**SHORT TASK:** Render every entry exactly as it appears.

**DATA SHOWN:**
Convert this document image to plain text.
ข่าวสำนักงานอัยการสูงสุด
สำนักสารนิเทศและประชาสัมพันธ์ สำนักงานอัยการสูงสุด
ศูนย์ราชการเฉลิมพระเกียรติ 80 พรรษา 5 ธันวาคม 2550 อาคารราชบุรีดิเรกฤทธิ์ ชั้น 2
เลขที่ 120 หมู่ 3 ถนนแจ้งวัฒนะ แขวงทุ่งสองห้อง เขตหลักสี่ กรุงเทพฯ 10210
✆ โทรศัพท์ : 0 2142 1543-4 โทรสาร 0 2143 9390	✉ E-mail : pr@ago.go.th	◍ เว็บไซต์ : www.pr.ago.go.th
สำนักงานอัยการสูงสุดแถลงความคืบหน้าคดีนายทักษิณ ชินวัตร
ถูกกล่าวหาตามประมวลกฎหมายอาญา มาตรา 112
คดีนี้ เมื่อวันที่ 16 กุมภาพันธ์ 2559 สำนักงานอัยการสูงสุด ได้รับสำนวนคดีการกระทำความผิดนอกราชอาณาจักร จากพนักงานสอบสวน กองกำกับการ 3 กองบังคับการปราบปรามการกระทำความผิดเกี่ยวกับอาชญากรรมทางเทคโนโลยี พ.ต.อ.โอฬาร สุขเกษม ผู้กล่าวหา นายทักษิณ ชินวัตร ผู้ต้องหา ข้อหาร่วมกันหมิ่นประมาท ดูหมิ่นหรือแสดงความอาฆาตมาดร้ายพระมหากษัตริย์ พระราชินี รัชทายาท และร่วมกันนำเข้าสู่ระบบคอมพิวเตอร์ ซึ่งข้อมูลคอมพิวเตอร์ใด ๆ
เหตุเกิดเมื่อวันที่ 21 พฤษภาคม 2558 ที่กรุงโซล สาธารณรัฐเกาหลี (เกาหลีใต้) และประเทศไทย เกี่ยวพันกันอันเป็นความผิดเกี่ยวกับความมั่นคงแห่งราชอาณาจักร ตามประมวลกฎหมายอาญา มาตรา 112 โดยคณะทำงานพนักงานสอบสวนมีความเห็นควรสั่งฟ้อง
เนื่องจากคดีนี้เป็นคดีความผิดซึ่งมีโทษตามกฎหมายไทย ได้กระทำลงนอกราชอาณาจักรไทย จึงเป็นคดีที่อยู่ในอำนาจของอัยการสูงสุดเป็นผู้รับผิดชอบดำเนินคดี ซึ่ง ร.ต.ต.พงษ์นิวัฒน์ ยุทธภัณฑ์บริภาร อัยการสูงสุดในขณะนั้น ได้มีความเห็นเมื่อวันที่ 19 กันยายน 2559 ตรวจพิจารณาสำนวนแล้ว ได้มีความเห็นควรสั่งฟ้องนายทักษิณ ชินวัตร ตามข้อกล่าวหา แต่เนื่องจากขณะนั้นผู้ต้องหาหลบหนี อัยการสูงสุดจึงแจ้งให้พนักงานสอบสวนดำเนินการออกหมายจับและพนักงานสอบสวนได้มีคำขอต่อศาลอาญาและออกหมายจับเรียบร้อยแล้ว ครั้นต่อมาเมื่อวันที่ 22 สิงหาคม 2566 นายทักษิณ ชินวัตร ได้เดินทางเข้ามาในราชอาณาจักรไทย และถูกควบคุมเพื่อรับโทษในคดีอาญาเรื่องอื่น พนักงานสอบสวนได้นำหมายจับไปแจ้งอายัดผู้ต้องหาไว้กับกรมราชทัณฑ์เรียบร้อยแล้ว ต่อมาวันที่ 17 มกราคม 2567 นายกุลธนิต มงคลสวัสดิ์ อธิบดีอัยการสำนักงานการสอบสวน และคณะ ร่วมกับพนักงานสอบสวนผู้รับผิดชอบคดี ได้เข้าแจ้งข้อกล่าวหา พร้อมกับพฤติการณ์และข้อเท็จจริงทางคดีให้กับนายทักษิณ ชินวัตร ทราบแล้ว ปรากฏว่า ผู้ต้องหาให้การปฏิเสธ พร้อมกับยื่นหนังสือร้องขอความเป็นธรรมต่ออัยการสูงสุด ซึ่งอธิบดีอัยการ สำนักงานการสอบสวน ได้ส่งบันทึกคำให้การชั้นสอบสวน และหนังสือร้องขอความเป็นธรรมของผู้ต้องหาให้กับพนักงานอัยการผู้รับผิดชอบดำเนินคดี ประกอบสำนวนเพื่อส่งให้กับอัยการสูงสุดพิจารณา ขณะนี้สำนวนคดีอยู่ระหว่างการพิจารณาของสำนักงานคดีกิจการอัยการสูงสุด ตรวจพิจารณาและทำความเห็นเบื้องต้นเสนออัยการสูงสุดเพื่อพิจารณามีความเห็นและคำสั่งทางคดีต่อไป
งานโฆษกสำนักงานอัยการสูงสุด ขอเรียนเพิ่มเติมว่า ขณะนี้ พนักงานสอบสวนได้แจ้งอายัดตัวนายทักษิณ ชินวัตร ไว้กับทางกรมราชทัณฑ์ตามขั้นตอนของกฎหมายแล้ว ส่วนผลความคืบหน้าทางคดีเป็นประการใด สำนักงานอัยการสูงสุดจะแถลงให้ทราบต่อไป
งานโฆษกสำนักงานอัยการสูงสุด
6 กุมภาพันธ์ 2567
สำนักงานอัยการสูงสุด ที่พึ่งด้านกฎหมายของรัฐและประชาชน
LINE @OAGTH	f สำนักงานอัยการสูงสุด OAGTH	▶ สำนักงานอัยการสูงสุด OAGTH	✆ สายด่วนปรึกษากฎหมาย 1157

**ANSWER TO THIS EXERCISE:**
Convert this document image to plain text.
ข่าวสำนักงานอัยการสูงสุด
สำนักสารนิเทศและประชาสัมพันธ์ สำนักงานอัยการสูงสุด
ศูนย์ราชการเฉลิมพระเกียรติ 80 พรรษา 5 ธันวาคม 2550 อาคารราชบุรีดิเรกฤทธิ์ ชั้น 2
เลขที่ 120 หมู่ 3 ถนนแจ้งวัฒนะ แขวงทุ่งสองห้อง เขตหลักสี่ กรุงเทพฯ 10210
✆ โทรศัพท์ : 0 2142 1543-4 โทรสาร 0 2143 9390	✉ E-mail : pr@ago.go.th	◍ เว็บไซต์ : www.pr.ago.go.th
สำนักงานอัยการสูงสุดแถลงความคืบหน้าคดีนายทักษิณ ชินวัตร
ถูกกล่าวหาตามประมวลกฎหมายอาญา มาตรา 112
คดีนี้ เมื่อวันที่ 16 กุมภาพันธ์ 2559 สำนักงานอัยการสูงสุด ได้รับสำนวนคดีการกระทำความผิดนอกราชอาณาจักร จากพนักงานสอบสวน กองกำกับการ 3 กองบังคับการปราบปรามการกระทำความผิดเกี่ยวกับอาชญากรรมทางเทคโนโลยี พ.ต.อ.โอฬาร สุขเกษม ผู้กล่าวหา นายทักษิณ ชินวัตร ผู้ต้องหา ข้อหาร่วมกันหมิ่นประมาท ดูหมิ่นหรือแสดงความอาฆาตมาดร้ายพระมหากษัตริย์ พระราชินี รัชทายาท และร่วมกันนำเข้าสู่ระบบคอมพิวเตอร์ ซึ่งข้อมูลคอมพิวเตอร์ใด ๆ
เหตุเกิดเมื่อวันที่ 21 พฤษภาคม 2558 ที่กรุงโซล สาธารณรัฐเกาหลี (เกาหลีใต้) และประเทศไทย เกี่ยวพันกันอันเป็นความผิดเกี่ยวกับความมั่นคงแห่งราชอาณาจักร ตามประมวลกฎหมายอาญา มาตรา 112 โดยคณะทำงานพนักงานสอบสวนมีความเห็นควรสั่งฟ้อง
เนื่องจากคดีนี้เป็นคดีความผิดซึ่งมีโทษตามกฎหมายไทย ได้กระทำลงนอกราชอาณาจักรไทย จึงเป็นคดีที่อยู่ในอำนาจของอัยการสูงสุดเป็นผู้รับผิดชอบดำเนินคดี ซึ่ง ร.ต.ต.พงษ์นิวัฒน์ ยุทธภัณฑ์บริภาร อัยการสูงสุดในขณะนั้น ได้มีความเห็นเมื่อวันที่ 19 กันยายน 2559 ตรวจพิจารณาสำนวนแล้ว ได้มีความเห็นควรสั่งฟ้องนายทักษิณ ชินวัตร ตามข้อกล่าวหา แต่เนื่องจากขณะนั้นผู้ต้องหาหลบหนี อัยการสูงสุดจึงแจ้งให้พนักงานสอบสวนดำเนินการออกหมายจับและพนักงานสอบสวนได้มีคำขอต่อศาลอาญาและออกหมายจับเรียบร้อยแล้ว ครั้นต่อมาเมื่อวันที่ 22 สิงหาคม 2566 นายทักษิณ ชินวัตร ได้เดินทางเข้ามาในราชอาณาจักรไทย และถูกควบคุมเพื่อรับโทษในคดีอาญาเรื่องอื่น พนักงานสอบสวนได้นำหมายจับไปแจ้งอายัดผู้ต้องหาไว้กับกรมราชทัณฑ์เรียบร้อยแล้ว ต่อมาวันที่ 17 มกราคม 2567 นายกุลธนิต มงคลสวัสดิ์ อธิบดีอัยการสำนักงานการสอบสวน และคณะ ร่วมกับพนักงานสอบสวนผู้รับผิดชอบคดี ได้เข้าแจ้งข้อกล่าวหา พร้อมกับพฤติการณ์และข้อเท็จจริงทางคดีให้กับนายทักษิณ ชินวัตร ทราบแล้ว ปรากฏว่า ผู้ต้องหาให้การปฏิเสธ พร้อมกับยื่นหนังสือร้องขอความเป็นธรรมต่ออัยการสูงสุด ซึ่งอธิบดีอัยการ สำนักงานการสอบสวน ได้ส่งบันทึกคำให้การชั้นสอบสวน และหนังสือร้องขอความเป็นธรรมของผู้ต้องหาให้กับพนักงานอัยการผู้รับผิดชอบดำเนินคดี ประกอบสำนวนเพื่อส่งให้กับอัยการสูงสุดพิจารณา ขณะนี้สำนวนคดีอยู่ระหว่างการพิจารณาของสำนักงานคดีกิจการอัยการสูงสุด ตรวจพิจารณาและทำความเห็นเบื้องต้นเสนออัยการสูงสุดเพื่อพิจารณามีความเห็นและคำสั่งทางคดีต่อไป
งานโฆษกสำนักงานอัยการสูงสุด ขอเรียนเพิ่มเติมว่า ขณะนี้ พนักงานสอบสวนได้แจ้งอายัดตัวนายทักษิณ ชินวัตร ไว้กับทางกรมราชทัณฑ์ตามขั้นตอนของกฎหมายแล้ว ส่วนผลความคืบหน้าทางคดีเป็นประการใด สำนักงานอัยการสูงสุดจะแถลงให้ทราบต่อไป
งานโฆษกสำนักงานอัยการสูงสุด
6 กุมภาพันธ์ 2567
สำนักงานอัยการสูงสุด ที่พึ่งด้านกฎหมายของรัฐและประชาชน
LINE @OAGTH	f สำนักงานอัยการสูงสุด OAGTH	▶ สำนักงานอัยการสูงสุด OAGTH	✆ สายด่วนปรึกษากฎหมาย 1157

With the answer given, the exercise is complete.